*SET PROBLEM*
Copy down all of the data underneath, exactly as shown.

*RECORD SET*
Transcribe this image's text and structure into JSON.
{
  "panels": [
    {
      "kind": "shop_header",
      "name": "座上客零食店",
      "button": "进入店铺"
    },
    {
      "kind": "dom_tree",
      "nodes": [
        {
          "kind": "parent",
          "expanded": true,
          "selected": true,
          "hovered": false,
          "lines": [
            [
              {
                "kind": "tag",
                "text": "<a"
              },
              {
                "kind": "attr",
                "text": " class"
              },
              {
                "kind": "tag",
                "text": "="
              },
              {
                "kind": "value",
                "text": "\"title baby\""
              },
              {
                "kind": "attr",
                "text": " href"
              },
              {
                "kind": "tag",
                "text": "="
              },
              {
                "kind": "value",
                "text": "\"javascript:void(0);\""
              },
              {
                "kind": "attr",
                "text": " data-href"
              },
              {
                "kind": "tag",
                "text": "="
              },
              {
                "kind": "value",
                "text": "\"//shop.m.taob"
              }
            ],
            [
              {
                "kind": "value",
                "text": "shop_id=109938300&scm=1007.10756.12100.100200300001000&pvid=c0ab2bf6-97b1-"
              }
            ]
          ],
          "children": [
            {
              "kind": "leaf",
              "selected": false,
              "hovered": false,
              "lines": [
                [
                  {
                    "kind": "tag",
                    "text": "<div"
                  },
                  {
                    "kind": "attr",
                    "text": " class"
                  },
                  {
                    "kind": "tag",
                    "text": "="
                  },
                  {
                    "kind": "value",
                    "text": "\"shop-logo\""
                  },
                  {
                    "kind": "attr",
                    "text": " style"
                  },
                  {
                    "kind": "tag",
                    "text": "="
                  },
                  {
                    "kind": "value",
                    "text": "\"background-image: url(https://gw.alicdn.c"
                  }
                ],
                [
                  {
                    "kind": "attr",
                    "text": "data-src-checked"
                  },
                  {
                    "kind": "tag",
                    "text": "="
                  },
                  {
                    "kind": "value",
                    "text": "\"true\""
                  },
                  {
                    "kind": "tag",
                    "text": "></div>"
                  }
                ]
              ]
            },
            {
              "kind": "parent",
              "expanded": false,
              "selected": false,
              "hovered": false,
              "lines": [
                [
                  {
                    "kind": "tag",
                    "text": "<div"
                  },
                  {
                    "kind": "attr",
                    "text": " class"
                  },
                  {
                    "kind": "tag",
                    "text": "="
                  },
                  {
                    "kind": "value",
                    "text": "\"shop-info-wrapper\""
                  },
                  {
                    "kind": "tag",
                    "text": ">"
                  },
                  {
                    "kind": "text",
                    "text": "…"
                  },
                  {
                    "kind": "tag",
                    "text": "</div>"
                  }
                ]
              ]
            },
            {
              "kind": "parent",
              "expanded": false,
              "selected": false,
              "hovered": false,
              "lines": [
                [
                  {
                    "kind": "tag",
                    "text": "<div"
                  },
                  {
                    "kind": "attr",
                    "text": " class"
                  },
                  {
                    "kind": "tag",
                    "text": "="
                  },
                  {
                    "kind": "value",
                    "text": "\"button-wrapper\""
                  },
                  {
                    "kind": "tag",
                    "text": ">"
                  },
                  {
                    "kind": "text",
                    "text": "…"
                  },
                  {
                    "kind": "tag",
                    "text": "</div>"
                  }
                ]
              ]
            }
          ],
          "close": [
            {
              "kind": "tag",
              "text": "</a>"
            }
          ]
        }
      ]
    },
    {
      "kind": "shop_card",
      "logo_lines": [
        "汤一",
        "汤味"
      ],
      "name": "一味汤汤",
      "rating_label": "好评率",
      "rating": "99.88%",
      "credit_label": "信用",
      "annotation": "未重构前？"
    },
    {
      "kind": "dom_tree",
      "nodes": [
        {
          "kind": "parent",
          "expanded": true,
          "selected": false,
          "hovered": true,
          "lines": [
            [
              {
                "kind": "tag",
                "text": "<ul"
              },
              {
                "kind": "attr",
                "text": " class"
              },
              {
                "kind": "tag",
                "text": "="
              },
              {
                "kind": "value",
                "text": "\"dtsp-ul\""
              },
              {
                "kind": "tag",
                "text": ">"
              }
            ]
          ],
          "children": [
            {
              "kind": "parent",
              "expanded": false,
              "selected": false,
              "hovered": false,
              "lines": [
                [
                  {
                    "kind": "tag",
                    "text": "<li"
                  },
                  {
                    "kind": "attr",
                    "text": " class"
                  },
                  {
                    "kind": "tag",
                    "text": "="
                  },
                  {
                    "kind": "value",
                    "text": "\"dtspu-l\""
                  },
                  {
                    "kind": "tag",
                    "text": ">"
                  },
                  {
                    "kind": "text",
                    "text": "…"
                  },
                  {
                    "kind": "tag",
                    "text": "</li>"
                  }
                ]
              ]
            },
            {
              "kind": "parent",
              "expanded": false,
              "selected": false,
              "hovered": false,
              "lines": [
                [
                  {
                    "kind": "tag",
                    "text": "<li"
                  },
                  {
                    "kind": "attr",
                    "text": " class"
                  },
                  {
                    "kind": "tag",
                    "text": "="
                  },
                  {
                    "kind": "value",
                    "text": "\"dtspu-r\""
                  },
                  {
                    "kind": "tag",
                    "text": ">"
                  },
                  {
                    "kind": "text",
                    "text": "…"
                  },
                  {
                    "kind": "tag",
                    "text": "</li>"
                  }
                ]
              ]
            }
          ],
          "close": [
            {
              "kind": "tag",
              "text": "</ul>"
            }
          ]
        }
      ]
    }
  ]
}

*TASK ANSWER*
Transcribe this image's text and structure into JSON.
{
  "panels": [
    {
      "kind": "shop_header",
      "name": "座上客零食店",
      "button": "进入店铺"
    },
    {
      "kind": "dom_tree",
      "nodes": [
        {
          "kind": "parent",
          "expanded": true,
          "selected": true,
          "hovered": false,
          "lines": [
            [
              {
                "kind": "tag",
                "text": "<a"
              },
              {
                "kind": "attr",
                "text": " class"
              },
              {
                "kind": "tag",
                "text": "="
              },
              {
                "kind": "value",
                "text": "\"title baby\""
              },
              {
                "kind": "attr",
                "text": " href"
              },
              {
                "kind": "tag",
                "text": "="
              },
              {
                "kind": "value",
                "text": "\"javascript:void(0);\""
              },
              {
                "kind": "attr",
                "text": " data-href"
              },
              {
                "kind": "tag",
                "text": "="
              },
              {
                "kind": "value",
                "text": "\"//shop.m.taob"
              }
            ],
            [
              {
                "kind": "value",
                "text": "shop_id=109938300&scm=1007.10756.12100.100200300001000&pvid=c0ab2bf6-97b1-"
              }
            ]
          ],
          "children": [
            {
              "kind": "leaf",
              "selected": false,
              "hovered": false,
              "lines": [
                [
                  {
                    "kind": "tag",
                    "text": "<div"
                  },
                  {
                    "kind": "attr",
                    "text": " class"
                  },
                  {
                    "kind": "tag",
                    "text": "="
                  },
                  {
                    "kind": "value",
                    "text": "\"shop-logo\""
                  },
                  {
                    "kind": "attr",
                    "text": " style"
                  },
                  {
                    "kind": "tag",
                    "text": "="
                  },
                  {
                    "kind": "value",
                    "text": "\"background-image: url(https://gw.alicdn.c"
                  }
                ],
                [
                  {
                    "kind": "attr",
                    "text": "data-src-checked"
                  },
                  {
                    "kind": "tag",
                    "text": "="
                  },
                  {
                    "kind": "value",
                    "text": "\"true\""
                  },
                  {
                    "kind": "tag",
                    "text": "></div>"
                  }
                ]
              ]
            },
            {
              "kind": "parent",
              "expanded": false,
              "selected": false,
              "hovered": false,
              "lines": [
                [
                  {
                    "kind": "tag",
                    "text": "<div"
                  },
                  {
                    "kind": "attr",
                    "text": " class"
                  },
                  {
                    "kind": "tag",
                    "text": "="
                  },
                  {
                    "kind": "value",
                    "text": "\"shop-info-wrapper\""
                  },
                  {
                    "kind": "tag",
                    "text": ">"
                  },
                  {
                    "kind": "text",
                    "text": "…"
                  },
                  {
                    "kind": "tag",
                    "text": "</div>"
                  }
                ]
              ]
            },
            {
              "kind": "parent",
              "expanded": false,
              "selected": false,
              "hovered": false,
              "lines": [
                [
                  {
                    "kind": "tag",
                    "text": "<div"
                  },
                  {
                    "kind": "attr",
                    "text": " class"
                  },
                  {
                    "kind": "tag",
                    "text": "="
                  },
                  {
                    "kind": "value",
                    "text": "\"button-wrapper\""
                  },
                  {
                    "kind": "tag",
                    "text": ">"
                  },
                  {
                    "kind": "text",
                    "text": "…"
                  },
                  {
                    "kind": "tag",
                    "text": "</div>"
                  }
                ]
              ]
            }
          ],
          "close": [
            {
              "kind": "tag",
              "text": "</a>"
            }
          ]
        }
      ]
    },
    {
      "kind": "shop_card",
      "logo_lines": [
        "汤一",
        "汤味"
      ],
      "name": "一味汤汤",
      "rating_label": "好评率",
      "rating": "99.88%",
      "credit_label": "信用",
      "annotation": "未重构前？"
    },
    {
      "kind": "dom_tree",
      "nodes": [
        {
          "kind": "parent",
          "expanded": true,
          "selected": false,
          "hovered": true,
          "lines": [
            [
              {
                "kind": "tag",
                "text": "<ul"
              },
              {
                "kind": "attr",
                "text": " class"
              },
              {
                "kind": "tag",
                "text": "="
              },
              {
                "kind": "value",
                "text": "\"dtsp-ul\""
              },
              {
                "kind": "tag",
                "text": ">"
              }
            ]
          ],
          "children": [
            {
              "kind": "parent",
              "expanded": false,
              "selected": false,
              "hovered": false,
              "lines": [
                [
                  {
                    "kind": "tag",
                    "text": "<li"
                  },
                  {
                    "kind": "attr",
                    "text": " class"
                  },
                  {
                    "kind": "tag",
                    "text": "="
                  },
                  {
                    "kind": "value",
                    "text": "\"dtspu-l\""
                  },
                  {
                    "kind": "tag",
                    "text": ">"
                  },
                  {
                    "kind": "text",
                    "text": "…"
                  },
                  {
                    "kind": "tag",
                    "text": "</li>"
                  }
                ]
              ]
            },
            {
              "kind": "parent",
              "expanded": false,
              "selected": false,
              "hovered": false,
              "lines": [
                [
                  {
                    "kind": "tag",
                    "text": "<li"
                  },
                  {
                    "kind": "attr",
                    "text": " class"
                  },
                  {
                    "kind": "tag",
                    "text": "="
                  },
                  {
                    "kind": "value",
                    "text": "\"dtspu-r\""
                  },
                  {
                    "kind": "tag",
                    "text": ">"
                  },
                  {
                    "kind": "text",
                    "text": "…"
                  },
                  {
                    "kind": "tag",
                    "text": "</li>"
                  }
                ]
              ]
            }
          ],
          "close": [
            {
              "kind": "tag",
              "text": "</ul>"
            }
          ]
        }
      ]
    }
  ]
}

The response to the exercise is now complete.